#### [EXERCISE TASK]
Filter the listing below, copying every line in which the word "style" appears.

#### [RECORDS SHOWN]
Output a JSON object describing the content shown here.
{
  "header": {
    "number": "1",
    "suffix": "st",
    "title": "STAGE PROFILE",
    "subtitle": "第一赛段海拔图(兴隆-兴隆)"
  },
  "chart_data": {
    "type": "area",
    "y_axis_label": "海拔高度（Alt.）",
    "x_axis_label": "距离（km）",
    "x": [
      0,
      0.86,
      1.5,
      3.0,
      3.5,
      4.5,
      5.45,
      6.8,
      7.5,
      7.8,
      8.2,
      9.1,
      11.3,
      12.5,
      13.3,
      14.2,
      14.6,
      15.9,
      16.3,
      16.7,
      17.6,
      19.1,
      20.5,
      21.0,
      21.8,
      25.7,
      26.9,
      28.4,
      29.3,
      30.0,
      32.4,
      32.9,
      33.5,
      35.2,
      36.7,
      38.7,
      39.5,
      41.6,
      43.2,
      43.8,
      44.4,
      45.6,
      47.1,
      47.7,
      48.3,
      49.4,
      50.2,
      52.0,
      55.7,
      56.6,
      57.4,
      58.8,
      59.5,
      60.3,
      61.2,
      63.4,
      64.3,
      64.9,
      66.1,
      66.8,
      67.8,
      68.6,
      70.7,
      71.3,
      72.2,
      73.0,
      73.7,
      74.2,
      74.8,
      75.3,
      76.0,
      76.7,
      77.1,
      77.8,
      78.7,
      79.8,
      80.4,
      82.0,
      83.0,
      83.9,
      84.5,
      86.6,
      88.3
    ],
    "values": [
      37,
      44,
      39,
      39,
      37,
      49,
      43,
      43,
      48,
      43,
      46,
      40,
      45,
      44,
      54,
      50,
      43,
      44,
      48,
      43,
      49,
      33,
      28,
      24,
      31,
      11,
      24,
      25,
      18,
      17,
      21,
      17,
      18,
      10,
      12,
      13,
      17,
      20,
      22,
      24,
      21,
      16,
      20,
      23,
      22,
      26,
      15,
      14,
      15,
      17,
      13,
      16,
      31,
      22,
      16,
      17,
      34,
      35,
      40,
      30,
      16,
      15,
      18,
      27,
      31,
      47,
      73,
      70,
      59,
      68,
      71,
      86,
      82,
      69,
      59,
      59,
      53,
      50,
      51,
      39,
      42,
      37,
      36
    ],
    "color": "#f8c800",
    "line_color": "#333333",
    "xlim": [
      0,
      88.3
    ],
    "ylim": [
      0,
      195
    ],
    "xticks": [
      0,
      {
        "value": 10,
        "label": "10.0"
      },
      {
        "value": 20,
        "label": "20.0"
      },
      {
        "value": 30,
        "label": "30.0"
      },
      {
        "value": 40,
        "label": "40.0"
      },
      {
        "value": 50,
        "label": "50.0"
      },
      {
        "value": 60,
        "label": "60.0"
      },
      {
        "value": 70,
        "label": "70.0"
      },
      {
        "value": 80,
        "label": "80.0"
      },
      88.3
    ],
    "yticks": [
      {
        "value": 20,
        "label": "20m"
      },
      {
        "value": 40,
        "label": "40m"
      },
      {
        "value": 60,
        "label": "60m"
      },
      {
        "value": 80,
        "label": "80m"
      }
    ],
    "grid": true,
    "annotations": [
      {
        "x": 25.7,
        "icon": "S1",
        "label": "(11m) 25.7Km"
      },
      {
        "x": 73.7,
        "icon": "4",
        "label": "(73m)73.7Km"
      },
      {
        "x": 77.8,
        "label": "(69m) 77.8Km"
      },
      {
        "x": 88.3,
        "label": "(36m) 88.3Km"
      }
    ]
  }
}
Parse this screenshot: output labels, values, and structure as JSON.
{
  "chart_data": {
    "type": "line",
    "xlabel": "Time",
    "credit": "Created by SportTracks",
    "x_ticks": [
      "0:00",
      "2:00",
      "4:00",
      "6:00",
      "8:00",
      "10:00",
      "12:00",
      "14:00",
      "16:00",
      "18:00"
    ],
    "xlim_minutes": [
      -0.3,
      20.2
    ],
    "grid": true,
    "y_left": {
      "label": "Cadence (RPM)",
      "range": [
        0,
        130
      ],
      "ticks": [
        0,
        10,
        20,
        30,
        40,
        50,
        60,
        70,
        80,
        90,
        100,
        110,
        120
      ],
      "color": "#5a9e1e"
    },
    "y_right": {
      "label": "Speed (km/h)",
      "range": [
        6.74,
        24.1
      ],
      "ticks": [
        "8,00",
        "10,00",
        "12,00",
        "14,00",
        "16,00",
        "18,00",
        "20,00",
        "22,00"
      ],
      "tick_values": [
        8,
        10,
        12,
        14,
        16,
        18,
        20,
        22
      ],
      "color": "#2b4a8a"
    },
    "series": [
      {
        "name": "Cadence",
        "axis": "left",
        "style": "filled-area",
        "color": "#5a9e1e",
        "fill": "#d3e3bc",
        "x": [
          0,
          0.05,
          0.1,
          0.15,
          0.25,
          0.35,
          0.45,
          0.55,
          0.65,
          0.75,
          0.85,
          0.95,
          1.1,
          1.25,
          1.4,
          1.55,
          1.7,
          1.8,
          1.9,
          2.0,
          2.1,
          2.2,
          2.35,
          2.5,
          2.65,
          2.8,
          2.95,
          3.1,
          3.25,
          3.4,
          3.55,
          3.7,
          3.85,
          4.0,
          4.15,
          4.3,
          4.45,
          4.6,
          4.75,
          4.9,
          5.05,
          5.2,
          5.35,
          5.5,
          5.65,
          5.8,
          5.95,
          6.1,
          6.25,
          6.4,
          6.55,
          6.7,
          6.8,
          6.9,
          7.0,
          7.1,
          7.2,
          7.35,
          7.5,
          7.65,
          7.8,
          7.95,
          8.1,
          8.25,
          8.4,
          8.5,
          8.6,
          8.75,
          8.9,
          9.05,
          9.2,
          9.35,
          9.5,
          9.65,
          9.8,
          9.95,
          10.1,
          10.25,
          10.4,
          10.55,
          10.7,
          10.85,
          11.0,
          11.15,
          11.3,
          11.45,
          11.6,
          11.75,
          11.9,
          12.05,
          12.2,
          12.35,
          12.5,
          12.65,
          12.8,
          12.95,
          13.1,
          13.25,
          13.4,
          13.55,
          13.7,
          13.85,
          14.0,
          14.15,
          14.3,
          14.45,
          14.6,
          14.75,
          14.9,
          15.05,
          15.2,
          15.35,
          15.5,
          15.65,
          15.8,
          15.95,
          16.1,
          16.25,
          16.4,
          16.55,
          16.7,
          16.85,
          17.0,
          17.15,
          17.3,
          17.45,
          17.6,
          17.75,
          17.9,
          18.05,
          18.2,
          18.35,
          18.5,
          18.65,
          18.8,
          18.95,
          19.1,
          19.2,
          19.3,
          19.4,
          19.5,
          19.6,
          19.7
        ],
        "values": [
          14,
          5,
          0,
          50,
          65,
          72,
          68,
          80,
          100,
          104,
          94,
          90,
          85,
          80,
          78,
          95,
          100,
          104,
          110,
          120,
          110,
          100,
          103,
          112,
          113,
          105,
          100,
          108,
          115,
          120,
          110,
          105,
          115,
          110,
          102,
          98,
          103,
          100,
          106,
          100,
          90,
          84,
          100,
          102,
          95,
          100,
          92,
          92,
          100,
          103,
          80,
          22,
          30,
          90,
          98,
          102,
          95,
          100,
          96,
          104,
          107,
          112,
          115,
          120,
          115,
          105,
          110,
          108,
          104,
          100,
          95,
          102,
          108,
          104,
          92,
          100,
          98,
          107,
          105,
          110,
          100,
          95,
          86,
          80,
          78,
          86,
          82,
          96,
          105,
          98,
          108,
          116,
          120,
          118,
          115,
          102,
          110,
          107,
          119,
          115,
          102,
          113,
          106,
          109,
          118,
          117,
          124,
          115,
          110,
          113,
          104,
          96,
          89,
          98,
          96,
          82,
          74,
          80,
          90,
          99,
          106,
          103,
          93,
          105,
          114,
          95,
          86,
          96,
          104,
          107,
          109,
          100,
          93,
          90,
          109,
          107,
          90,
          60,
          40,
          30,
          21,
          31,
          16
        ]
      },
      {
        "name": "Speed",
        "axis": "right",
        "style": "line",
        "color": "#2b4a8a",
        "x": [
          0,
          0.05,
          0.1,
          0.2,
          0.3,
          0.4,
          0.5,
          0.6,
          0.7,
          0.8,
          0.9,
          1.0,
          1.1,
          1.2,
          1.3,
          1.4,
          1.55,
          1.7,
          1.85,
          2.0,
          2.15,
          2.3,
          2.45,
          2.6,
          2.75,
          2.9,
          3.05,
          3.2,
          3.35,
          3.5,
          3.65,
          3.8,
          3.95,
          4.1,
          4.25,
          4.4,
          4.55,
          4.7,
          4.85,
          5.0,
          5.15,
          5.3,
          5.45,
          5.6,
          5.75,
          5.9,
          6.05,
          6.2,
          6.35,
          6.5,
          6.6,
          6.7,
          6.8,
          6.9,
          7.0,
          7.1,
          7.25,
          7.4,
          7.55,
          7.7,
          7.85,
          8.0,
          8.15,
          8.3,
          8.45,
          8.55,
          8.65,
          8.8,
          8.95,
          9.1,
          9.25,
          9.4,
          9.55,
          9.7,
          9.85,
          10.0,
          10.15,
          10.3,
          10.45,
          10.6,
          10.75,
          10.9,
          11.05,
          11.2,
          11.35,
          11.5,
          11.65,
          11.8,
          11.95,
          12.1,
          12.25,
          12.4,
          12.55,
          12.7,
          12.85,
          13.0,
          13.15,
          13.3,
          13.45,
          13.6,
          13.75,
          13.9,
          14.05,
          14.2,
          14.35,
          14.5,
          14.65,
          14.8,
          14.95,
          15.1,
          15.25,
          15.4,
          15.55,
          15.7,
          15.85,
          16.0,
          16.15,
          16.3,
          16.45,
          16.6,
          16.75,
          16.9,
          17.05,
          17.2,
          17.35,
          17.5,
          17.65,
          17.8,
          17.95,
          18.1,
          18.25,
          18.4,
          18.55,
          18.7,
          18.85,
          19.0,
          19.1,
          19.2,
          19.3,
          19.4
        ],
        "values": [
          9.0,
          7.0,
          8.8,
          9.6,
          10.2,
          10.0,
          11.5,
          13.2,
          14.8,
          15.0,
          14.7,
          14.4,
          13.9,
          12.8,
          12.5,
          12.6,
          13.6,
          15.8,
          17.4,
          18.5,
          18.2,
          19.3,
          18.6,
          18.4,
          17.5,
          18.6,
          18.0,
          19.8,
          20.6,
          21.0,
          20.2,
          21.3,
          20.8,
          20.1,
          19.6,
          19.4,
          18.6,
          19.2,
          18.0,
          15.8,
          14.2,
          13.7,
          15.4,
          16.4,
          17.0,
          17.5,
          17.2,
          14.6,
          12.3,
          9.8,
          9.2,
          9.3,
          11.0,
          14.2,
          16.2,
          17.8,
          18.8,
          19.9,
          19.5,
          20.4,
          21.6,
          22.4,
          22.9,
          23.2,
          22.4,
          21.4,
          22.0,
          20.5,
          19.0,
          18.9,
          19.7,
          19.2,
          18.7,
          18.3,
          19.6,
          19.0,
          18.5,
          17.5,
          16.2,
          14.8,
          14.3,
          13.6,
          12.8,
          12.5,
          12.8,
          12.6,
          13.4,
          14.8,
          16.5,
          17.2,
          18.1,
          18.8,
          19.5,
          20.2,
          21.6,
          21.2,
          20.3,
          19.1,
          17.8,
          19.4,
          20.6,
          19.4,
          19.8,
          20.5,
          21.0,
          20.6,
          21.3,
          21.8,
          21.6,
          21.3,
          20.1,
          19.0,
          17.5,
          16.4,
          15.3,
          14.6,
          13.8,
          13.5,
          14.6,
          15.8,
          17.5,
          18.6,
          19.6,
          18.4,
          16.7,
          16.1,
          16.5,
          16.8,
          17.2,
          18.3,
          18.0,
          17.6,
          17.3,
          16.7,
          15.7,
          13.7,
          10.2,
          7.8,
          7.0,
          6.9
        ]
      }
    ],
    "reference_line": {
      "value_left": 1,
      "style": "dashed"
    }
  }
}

#### [EXPECTED ANSWER]
        "style": "filled-area",
        "style": "line",
      "style": "dashed"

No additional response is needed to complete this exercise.